** Set of tasks **
• 1. According to the passage on OpenTelemetry tracing, what does the SDK do when an error is recorded with span.RecordError?
• 2. Return, word for word, the portion of the passage on OpenTelemetry tracing between "Where things break" and "returned by tracer.Start.", inclusive.

** Text for analysis **
▬▬▬▬▬▬
Attributes are key-value pairs that travel with the span. Use them for static metadata like service names, database table names, or user IDs. Events are timestamped markers inside a span. Use them for discrete moments like retry attempts, state transitions, or external API calls. Errors get recorded with span.RecordError. The SDK automatically sets the span status to Error and attaches the error message as an event. You do not need to manually set the status code. The SDK handles it.
Convention aside: Go functions that accept a context should respect cancellation and deadlines. OpenTelemetry spans automatically inherit the context deadline. If the parent context cancels, the child span ends early and records a cancelled status. You do not need to manually check for cancellation inside the span. The runtime handles it.
Don't fight the context. Let it carry the trace.
Where things break
Tracing introduces subtle failure modes. The most common mistake is dropping the context. If you create a span but pass context.Background() to a downstream call, the child span loses its parent. The trace tree breaks. You get two unrelated traces instead of one connected timeline. Always pass the context returned by tracer.Start.
Another trap is forgetting to end spans. If a function returns early without calling span.End(), the span stays open in memory. The exporter never receives it. You get incomplete traces and slowly growing memory usage. Always pair tracer.Start with defer span.End(). The defer statement guarantees execution even on panic or early return.
Exporter configuration causes runtime panics if misconfigured. If you point an OTLP exporter at a collector that is down, the exporter blocks until the timeout expires. The SDK does not panic on export failures by default. It drops the spans and continues. You lose visibility without realizing it. Configure retry policies and backoff strategies in the exporter options. Monitor your exporter metrics to catch silent drops.
▬▬▬▬▬▬
** Data for review **
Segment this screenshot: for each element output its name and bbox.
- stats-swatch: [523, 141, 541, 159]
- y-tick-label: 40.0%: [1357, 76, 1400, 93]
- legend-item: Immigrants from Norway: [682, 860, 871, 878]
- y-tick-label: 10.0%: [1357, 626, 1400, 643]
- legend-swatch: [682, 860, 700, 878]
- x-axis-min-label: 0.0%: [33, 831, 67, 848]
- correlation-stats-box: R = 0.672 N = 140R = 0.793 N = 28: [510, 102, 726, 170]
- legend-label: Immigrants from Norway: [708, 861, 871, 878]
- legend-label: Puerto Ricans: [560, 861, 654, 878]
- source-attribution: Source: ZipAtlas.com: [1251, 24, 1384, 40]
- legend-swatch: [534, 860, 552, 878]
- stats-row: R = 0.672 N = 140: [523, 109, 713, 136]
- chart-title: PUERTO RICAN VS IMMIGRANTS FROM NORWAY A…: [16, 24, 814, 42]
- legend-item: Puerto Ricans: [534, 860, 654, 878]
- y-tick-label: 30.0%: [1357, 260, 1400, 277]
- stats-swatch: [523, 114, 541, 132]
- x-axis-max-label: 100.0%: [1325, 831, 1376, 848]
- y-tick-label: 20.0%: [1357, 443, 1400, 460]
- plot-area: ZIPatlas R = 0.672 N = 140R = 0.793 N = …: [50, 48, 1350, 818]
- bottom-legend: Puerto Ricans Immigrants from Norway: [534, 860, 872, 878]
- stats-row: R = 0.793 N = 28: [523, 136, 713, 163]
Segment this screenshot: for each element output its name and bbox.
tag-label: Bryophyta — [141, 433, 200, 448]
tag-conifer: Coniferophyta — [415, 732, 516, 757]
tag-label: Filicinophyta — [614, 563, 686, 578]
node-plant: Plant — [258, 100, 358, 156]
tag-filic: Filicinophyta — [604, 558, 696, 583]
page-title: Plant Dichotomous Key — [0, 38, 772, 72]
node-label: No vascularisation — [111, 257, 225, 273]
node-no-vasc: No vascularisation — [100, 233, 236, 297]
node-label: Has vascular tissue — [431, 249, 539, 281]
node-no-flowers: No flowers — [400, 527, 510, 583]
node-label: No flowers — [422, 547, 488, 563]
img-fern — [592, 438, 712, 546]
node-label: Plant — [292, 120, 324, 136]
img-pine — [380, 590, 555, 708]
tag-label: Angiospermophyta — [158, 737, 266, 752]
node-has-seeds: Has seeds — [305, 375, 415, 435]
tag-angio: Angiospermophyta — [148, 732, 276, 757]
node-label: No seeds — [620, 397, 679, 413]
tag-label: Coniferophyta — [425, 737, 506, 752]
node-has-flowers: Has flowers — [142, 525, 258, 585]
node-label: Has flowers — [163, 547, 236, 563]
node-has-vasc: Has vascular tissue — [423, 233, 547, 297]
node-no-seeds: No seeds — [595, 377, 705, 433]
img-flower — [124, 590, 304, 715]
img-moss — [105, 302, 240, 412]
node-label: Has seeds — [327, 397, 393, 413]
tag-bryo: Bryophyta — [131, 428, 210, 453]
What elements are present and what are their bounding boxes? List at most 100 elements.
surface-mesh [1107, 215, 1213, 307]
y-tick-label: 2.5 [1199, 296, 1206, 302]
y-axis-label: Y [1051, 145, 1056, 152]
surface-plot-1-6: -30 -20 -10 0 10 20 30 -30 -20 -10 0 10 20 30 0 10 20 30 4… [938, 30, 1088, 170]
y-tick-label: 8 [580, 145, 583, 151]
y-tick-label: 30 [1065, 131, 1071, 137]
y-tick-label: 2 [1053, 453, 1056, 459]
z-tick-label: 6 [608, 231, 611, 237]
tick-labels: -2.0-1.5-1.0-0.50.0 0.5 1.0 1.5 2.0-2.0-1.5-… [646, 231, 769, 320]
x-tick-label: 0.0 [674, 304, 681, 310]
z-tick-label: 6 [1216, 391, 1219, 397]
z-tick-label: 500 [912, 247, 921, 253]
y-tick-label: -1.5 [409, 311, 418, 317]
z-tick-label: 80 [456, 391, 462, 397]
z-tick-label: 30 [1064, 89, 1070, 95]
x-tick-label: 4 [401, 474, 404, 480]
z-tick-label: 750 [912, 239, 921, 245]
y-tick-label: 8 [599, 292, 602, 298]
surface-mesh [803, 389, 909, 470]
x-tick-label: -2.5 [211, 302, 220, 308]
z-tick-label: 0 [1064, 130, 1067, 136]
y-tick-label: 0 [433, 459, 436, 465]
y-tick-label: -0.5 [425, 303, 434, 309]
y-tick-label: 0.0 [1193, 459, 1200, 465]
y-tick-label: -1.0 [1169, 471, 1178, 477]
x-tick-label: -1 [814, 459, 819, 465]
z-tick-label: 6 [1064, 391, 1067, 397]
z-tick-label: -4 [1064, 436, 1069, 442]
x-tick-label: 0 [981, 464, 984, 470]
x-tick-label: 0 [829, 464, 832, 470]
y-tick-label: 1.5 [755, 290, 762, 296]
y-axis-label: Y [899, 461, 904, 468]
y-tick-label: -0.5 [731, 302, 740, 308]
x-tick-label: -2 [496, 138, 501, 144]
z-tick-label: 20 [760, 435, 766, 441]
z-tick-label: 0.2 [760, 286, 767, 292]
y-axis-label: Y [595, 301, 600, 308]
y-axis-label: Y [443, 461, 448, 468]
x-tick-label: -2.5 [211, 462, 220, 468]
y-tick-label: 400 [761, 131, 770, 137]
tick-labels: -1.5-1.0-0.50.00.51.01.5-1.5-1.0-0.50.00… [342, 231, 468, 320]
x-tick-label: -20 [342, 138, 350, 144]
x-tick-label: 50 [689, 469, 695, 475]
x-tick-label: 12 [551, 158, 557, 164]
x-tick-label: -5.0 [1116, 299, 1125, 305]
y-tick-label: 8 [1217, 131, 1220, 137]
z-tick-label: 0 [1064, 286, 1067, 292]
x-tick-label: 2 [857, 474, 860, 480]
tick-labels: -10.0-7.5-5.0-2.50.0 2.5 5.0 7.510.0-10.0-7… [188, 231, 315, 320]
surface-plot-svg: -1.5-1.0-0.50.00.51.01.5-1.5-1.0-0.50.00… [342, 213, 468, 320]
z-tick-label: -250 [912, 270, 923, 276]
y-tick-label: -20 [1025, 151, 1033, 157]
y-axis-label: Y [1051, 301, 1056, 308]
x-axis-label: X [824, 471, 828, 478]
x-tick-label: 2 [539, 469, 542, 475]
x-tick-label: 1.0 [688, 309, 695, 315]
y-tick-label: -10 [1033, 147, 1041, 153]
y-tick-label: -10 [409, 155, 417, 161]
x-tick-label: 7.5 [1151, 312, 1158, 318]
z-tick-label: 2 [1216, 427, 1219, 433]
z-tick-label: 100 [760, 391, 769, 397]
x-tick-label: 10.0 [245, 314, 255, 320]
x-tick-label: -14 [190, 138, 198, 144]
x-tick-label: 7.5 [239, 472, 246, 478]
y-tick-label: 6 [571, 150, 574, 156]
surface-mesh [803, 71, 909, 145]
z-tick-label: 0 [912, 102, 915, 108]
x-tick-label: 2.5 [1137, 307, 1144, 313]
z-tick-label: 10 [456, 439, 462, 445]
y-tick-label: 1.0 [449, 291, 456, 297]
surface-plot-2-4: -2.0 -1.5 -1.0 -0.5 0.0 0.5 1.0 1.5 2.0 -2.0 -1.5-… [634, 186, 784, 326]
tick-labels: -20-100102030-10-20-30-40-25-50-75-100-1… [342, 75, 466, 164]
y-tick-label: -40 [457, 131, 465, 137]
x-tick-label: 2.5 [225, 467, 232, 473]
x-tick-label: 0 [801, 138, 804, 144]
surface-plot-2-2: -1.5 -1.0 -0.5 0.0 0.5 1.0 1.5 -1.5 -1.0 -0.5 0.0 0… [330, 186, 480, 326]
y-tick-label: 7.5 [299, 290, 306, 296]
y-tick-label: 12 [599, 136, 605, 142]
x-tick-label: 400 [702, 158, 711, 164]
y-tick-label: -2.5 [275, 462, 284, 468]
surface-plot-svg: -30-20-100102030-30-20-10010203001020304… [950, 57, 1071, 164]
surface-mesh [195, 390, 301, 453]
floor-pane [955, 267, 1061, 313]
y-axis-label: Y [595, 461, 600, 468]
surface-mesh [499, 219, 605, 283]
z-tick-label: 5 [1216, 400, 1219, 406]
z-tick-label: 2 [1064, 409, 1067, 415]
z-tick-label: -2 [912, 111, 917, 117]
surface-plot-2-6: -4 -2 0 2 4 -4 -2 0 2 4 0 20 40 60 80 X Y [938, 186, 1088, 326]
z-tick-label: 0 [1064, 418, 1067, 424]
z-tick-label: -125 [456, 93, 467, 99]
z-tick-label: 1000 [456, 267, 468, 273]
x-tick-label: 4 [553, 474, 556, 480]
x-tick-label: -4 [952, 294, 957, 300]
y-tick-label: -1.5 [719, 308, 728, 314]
▬▬▬▬▬▬
** Solutions by task **
• 1. It automatically sets the span status to Error and attaches the error message as an event.

• 2.
Where things break
Tracing introduces subtle failure modes. The most common mistake is dropping the context. If you create a span but pass context.Background() to a downstream call, the child span loses its parent. The trace tree breaks. You get two unrelated traces instead of one connected timeline. Always pass the context returned by tracer.Start.